_Input rows:_
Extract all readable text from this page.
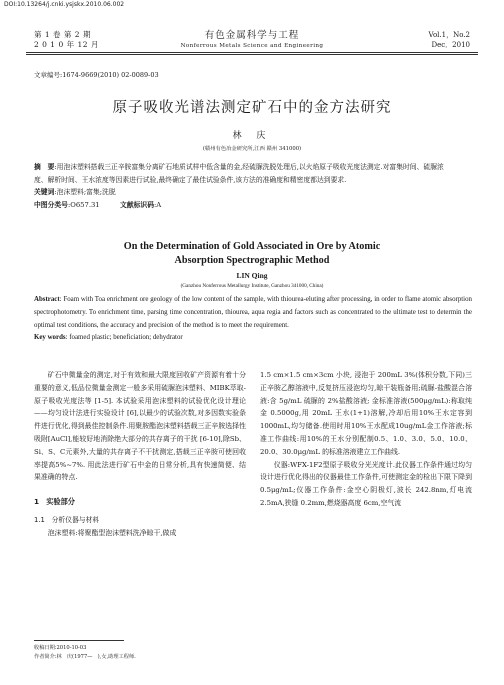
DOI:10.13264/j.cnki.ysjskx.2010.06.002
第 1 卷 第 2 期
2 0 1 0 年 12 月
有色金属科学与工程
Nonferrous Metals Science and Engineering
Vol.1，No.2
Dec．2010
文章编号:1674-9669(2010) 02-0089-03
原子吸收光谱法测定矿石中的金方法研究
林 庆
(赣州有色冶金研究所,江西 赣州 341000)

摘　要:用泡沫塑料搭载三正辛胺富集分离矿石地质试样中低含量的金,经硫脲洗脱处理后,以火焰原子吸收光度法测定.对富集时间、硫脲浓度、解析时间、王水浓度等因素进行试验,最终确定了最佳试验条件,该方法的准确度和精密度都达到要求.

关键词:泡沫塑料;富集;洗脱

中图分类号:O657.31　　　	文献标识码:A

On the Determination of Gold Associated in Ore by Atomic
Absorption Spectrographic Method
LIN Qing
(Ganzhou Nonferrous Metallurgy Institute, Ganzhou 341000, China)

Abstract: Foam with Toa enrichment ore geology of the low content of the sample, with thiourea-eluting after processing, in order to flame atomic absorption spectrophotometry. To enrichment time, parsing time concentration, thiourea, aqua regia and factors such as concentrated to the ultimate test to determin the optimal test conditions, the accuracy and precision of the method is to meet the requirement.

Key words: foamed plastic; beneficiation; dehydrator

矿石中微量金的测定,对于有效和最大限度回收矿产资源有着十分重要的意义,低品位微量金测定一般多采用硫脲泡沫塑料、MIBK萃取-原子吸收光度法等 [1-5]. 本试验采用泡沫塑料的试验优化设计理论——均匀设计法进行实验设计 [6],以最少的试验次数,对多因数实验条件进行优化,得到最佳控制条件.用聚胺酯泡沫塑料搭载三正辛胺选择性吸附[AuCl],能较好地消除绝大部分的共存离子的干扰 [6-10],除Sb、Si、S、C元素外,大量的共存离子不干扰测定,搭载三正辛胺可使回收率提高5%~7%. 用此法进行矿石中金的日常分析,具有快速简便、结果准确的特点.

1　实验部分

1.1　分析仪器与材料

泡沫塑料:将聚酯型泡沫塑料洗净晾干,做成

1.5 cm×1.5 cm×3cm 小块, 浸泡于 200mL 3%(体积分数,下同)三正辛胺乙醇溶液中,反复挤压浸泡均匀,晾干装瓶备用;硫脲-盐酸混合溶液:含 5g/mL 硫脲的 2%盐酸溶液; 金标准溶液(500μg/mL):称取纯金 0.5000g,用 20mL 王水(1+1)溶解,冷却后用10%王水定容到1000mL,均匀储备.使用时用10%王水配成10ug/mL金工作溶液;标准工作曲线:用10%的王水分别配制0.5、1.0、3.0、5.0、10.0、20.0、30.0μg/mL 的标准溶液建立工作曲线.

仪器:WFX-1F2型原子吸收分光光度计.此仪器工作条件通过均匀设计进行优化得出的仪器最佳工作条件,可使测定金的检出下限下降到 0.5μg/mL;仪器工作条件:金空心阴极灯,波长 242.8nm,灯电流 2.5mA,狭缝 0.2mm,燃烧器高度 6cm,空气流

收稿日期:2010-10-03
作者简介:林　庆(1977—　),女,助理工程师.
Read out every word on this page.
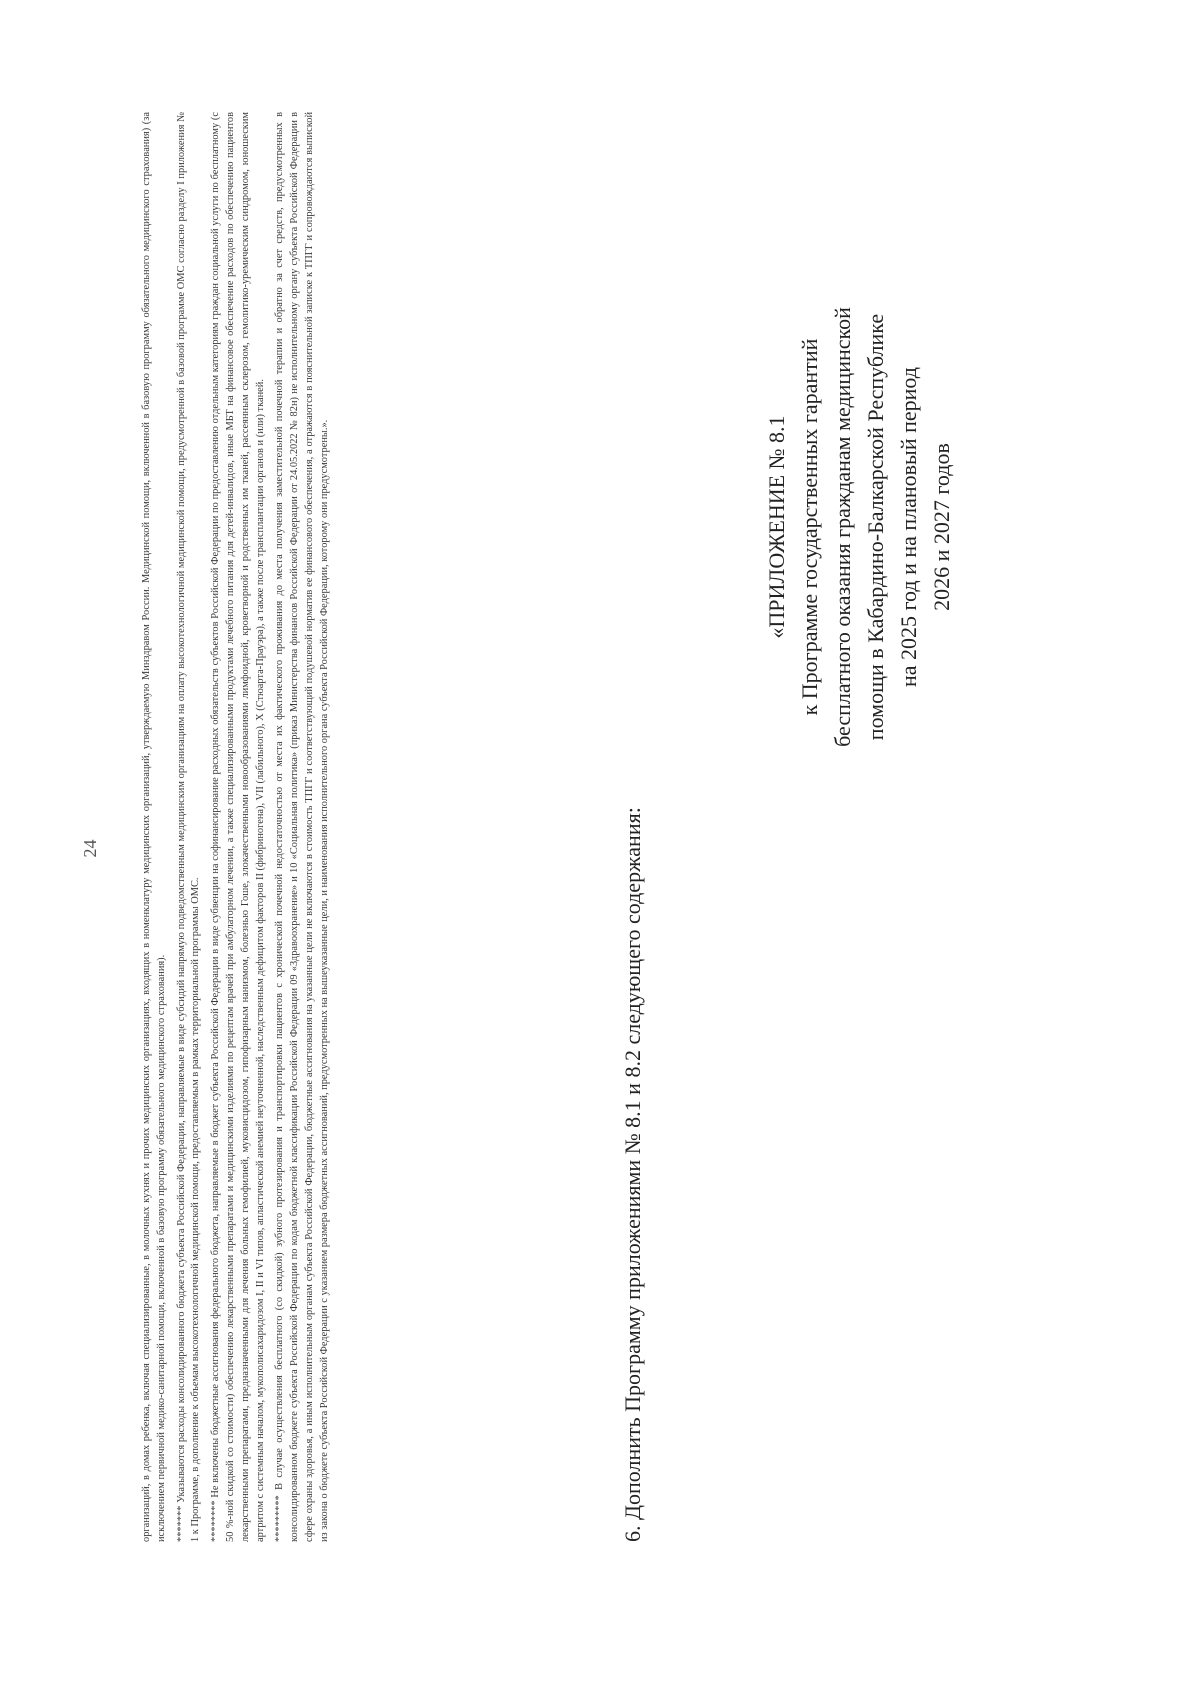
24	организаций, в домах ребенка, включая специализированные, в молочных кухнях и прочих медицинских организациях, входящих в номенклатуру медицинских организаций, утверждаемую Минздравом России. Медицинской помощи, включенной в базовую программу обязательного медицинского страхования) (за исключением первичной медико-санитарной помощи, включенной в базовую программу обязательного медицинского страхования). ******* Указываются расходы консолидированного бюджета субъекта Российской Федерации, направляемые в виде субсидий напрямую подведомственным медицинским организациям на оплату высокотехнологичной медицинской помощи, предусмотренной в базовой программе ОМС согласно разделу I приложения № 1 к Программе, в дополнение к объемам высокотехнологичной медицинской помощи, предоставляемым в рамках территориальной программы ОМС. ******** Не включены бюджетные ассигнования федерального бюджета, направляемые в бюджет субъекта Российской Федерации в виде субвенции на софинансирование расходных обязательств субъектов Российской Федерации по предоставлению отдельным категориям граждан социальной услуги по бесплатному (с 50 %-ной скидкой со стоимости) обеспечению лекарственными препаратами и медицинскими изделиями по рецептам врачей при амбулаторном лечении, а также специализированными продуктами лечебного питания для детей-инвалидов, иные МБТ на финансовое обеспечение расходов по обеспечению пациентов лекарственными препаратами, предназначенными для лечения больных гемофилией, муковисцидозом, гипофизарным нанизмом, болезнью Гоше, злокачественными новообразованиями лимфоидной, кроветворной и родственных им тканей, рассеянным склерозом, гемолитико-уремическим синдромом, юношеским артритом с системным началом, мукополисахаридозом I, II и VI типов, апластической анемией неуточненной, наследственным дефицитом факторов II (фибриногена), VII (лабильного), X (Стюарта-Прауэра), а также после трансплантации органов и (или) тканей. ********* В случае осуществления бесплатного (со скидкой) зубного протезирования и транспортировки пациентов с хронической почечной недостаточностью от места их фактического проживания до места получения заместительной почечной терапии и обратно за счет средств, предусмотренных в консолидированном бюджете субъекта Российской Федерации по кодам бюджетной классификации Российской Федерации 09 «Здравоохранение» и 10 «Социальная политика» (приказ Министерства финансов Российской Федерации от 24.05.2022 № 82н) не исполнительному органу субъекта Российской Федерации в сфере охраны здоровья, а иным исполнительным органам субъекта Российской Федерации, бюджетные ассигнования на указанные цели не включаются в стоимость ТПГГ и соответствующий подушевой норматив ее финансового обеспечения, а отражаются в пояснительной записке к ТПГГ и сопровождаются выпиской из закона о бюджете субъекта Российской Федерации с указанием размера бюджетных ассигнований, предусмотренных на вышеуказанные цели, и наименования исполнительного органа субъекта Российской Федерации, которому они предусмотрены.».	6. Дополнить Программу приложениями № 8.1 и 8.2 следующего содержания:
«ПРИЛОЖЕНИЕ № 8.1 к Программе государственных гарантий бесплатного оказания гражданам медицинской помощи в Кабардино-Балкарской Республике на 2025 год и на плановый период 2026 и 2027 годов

---

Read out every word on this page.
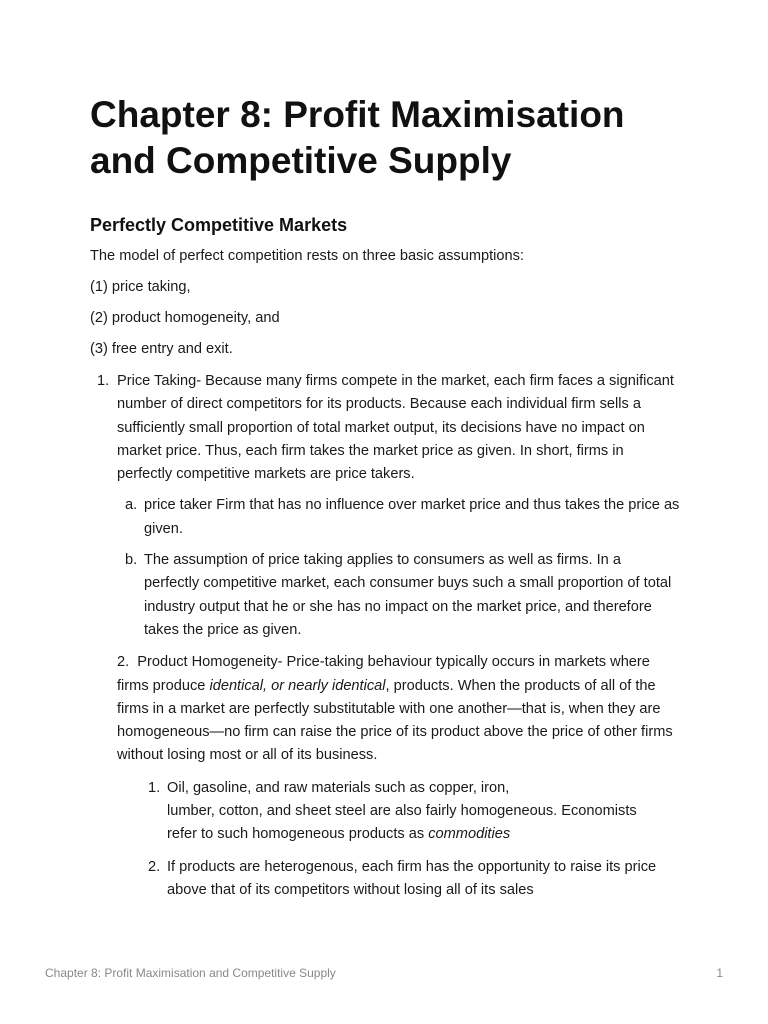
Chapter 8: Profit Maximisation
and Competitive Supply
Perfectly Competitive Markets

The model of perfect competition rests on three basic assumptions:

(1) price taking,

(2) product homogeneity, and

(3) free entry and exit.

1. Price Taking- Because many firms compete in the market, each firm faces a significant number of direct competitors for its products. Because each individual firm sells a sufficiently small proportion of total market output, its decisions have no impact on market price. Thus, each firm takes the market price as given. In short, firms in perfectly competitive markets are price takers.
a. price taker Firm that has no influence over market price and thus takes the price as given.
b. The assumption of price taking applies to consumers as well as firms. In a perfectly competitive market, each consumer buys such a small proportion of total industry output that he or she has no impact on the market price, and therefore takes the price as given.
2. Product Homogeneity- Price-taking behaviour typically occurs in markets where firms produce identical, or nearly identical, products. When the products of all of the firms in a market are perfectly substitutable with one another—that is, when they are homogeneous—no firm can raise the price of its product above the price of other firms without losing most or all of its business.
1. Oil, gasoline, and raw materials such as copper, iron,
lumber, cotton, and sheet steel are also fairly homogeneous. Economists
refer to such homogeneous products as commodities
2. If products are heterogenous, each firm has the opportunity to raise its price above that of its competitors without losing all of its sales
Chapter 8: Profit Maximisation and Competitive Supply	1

_What the task asks:_
Look through the entries above. Extract each line with the word "Maximisation".

_Exercise answer:_
Chapter 8: Profit Maximisation
Chapter 8: Profit Maximisation and Competitive Supply	1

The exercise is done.